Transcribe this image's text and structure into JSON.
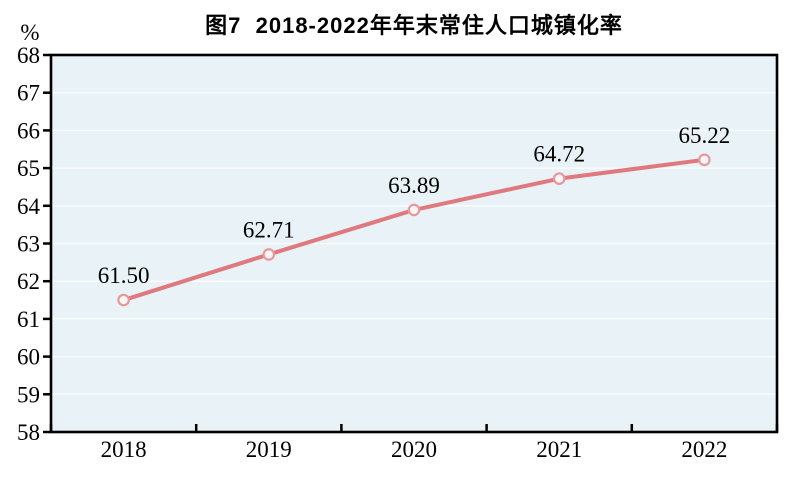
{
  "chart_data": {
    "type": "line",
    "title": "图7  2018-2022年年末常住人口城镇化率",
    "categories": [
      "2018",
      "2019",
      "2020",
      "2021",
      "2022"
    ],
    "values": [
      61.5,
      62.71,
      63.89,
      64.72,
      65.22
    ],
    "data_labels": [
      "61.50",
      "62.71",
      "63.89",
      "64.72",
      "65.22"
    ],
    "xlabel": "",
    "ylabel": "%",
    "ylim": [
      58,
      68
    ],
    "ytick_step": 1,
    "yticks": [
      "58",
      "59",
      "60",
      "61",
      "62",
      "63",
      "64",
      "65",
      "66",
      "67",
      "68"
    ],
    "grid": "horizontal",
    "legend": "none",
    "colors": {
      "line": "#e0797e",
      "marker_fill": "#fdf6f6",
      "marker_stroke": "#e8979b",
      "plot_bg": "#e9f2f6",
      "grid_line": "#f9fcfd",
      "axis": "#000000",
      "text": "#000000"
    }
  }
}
────────────────
WHAT IS REQUIRED:
Repeat the material exactly as it reads, without any of its pictures.

ANSWER FOR THE TASK:
Transcribe this image's text and structure into JSON.
{
  "chart_data": {
    "type": "line",
    "title": "图7  2018-2022年年末常住人口城镇化率",
    "categories": [
      "2018",
      "2019",
      "2020",
      "2021",
      "2022"
    ],
    "values": [
      61.5,
      62.71,
      63.89,
      64.72,
      65.22
    ],
    "data_labels": [
      "61.50",
      "62.71",
      "63.89",
      "64.72",
      "65.22"
    ],
    "xlabel": "",
    "ylabel": "%",
    "ylim": [
      58,
      68
    ],
    "ytick_step": 1,
    "yticks": [
      "58",
      "59",
      "60",
      "61",
      "62",
      "63",
      "64",
      "65",
      "66",
      "67",
      "68"
    ],
    "grid": "horizontal",
    "legend": "none",
    "colors": {
      "line": "#e0797e",
      "marker_fill": "#fdf6f6",
      "marker_stroke": "#e8979b",
      "plot_bg": "#e9f2f6",
      "grid_line": "#f9fcfd",
      "axis": "#000000",
      "text": "#000000"
    }
  }
}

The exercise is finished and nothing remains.